* [STATED EXERCISE] Give every line of the items below as a Markdown table with two columns, "Row" for the row number and "Item" for the line, and leave out any blank lines.

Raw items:
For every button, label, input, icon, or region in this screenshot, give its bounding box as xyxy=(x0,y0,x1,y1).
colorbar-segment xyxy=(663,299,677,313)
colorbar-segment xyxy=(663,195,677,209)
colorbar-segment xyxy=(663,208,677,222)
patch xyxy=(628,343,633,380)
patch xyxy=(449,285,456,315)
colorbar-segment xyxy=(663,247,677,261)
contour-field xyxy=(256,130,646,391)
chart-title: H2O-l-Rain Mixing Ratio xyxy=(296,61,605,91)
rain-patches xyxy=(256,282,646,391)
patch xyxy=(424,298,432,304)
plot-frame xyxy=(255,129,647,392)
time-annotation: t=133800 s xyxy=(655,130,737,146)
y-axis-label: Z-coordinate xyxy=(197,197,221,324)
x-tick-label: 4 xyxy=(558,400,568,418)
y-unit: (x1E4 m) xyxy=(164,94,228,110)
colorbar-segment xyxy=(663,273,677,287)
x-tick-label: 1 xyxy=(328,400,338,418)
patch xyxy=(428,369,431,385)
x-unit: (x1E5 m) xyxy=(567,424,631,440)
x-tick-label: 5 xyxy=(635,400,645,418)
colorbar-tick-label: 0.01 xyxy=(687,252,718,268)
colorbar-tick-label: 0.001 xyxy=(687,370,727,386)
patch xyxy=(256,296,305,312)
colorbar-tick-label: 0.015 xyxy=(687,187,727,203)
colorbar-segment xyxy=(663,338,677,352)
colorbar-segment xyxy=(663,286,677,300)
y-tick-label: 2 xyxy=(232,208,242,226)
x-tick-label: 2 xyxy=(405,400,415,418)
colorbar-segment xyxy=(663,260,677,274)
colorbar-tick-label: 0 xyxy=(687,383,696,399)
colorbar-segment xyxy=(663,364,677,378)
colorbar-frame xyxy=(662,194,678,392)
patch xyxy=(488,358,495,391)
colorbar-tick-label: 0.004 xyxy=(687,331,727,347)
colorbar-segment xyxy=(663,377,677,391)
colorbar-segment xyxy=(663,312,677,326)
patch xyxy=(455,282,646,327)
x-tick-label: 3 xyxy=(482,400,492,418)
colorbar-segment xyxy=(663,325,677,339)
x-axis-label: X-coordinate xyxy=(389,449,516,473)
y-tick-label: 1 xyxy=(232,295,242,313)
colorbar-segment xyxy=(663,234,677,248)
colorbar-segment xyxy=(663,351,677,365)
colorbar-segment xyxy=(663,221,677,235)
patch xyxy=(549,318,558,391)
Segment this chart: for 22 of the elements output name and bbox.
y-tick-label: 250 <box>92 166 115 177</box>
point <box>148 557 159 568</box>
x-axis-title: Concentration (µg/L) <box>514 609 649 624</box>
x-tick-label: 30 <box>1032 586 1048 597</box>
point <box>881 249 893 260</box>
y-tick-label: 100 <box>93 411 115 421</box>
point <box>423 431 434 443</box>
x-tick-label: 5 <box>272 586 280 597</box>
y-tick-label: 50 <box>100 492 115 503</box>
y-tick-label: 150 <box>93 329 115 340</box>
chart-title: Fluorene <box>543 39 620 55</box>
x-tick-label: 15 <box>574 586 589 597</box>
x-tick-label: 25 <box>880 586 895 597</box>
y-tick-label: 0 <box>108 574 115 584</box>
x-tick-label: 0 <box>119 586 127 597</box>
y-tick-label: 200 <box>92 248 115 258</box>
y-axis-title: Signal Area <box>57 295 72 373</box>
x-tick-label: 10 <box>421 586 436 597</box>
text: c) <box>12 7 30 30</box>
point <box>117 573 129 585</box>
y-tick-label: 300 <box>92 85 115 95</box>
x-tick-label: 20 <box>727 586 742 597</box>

* [WRITTEN SOLUTION]
| Row | Item |
|---|---|
| 1 | For every button, label, input, icon, or region in this screenshot, give its bounding box as xyxy=(x0,y0,x1,y1). |
| 2 | colorbar-segment xyxy=(663,299,677,313) |
| 3 | colorbar-segment xyxy=(663,195,677,209) |
| 4 | colorbar-segment xyxy=(663,208,677,222) |
| 5 | patch xyxy=(628,343,633,380) |
| 6 | patch xyxy=(449,285,456,315) |
| 7 | colorbar-segment xyxy=(663,247,677,261) |
| 8 | contour-field xyxy=(256,130,646,391) |
| 9 | chart-title: H2O-l-Rain Mixing Ratio xyxy=(296,61,605,91) |
| 10 | rain-patches xyxy=(256,282,646,391) |
| 11 | patch xyxy=(424,298,432,304) |
| 12 | plot-frame xyxy=(255,129,647,392) |
| 13 | time-annotation: t=133800 s xyxy=(655,130,737,146) |
| 14 | y-axis-label: Z-coordinate xyxy=(197,197,221,324) |
| 15 | x-tick-label: 4 xyxy=(558,400,568,418) |
| 16 | y-unit: (x1E4 m) xyxy=(164,94,228,110) |
| 17 | colorbar-segment xyxy=(663,273,677,287) |
| 18 | x-tick-label: 1 xyxy=(328,400,338,418) |
| 19 | patch xyxy=(428,369,431,385) |
| 20 | x-unit: (x1E5 m) xyxy=(567,424,631,440) |
| 21 | x-tick-label: 5 xyxy=(635,400,645,418) |
| 22 | colorbar-tick-label: 0.01 xyxy=(687,252,718,268) |
| 23 | colorbar-tick-label: 0.001 xyxy=(687,370,727,386) |
| 24 | patch xyxy=(256,296,305,312) |
| 25 | colorbar-tick-label: 0.015 xyxy=(687,187,727,203) |
| 26 | colorbar-segment xyxy=(663,338,677,352) |
| 27 | colorbar-segment xyxy=(663,286,677,300) |
| 28 | y-tick-label: 2 xyxy=(232,208,242,226) |
| 29 | x-tick-label: 2 xyxy=(405,400,415,418) |
| 30 | colorbar-segment xyxy=(663,260,677,274) |
| 31 | colorbar-tick-label: 0 xyxy=(687,383,696,399) |
| 32 | colorbar-segment xyxy=(663,364,677,378) |
| 33 | colorbar-frame xyxy=(662,194,678,392) |
| 34 | patch xyxy=(488,358,495,391) |
| 35 | colorbar-tick-label: 0.004 xyxy=(687,331,727,347) |
| 36 | colorbar-segment xyxy=(663,377,677,391) |
| 37 | colorbar-segment xyxy=(663,312,677,326) |
| 38 | patch xyxy=(455,282,646,327) |
| 39 | x-tick-label: 3 xyxy=(482,400,492,418) |
| 40 | colorbar-segment xyxy=(663,325,677,339) |
| 41 | x-axis-label: X-coordinate xyxy=(389,449,516,473) |
| 42 | y-tick-label: 1 xyxy=(232,295,242,313) |
| 43 | colorbar-segment xyxy=(663,234,677,248) |
| 44 | colorbar-segment xyxy=(663,351,677,365) |
| 45 | colorbar-segment xyxy=(663,221,677,235) |
| 46 | patch xyxy=(549,318,558,391) |
| 47 | Segment this chart: for 22 of the elements output name and bbox. |
| 48 | y-tick-label: 250 <box>92 166 115 177</box> |
| 49 | point <box>148 557 159 568</box> |
| 50 | x-axis-title: Concentration (µg/L) <box>514 609 649 624</box> |
| 51 | x-tick-label: 30 <box>1032 586 1048 597</box> |
| 52 | point <box>881 249 893 260</box> |
| 53 | y-tick-label: 100 <box>93 411 115 421</box> |
| 54 | point <box>423 431 434 443</box> |
| 55 | x-tick-label: 5 <box>272 586 280 597</box> |
| 56 | y-tick-label: 50 <box>100 492 115 503</box> |
| 57 | y-tick-label: 150 <box>93 329 115 340</box> |
| 58 | chart-title: Fluorene <box>543 39 620 55</box> |
| 59 | x-tick-label: 15 <box>574 586 589 597</box> |
| 60 | x-tick-label: 25 <box>880 586 895 597</box> |
| 61 | y-tick-label: 0 <box>108 574 115 584</box> |
| 62 | x-tick-label: 0 <box>119 586 127 597</box> |
| 63 | y-tick-label: 200 <box>92 248 115 258</box> |
| 64 | y-axis-title: Signal Area <box>57 295 72 373</box> |
| 65 | x-tick-label: 10 <box>421 586 436 597</box> |
| 66 | text: c) <box>12 7 30 30</box> |
| 67 | point <box>117 573 129 585</box> |
| 68 | y-tick-label: 300 <box>92 85 115 95</box> |
| 69 | x-tick-label: 20 <box>727 586 742 597</box> |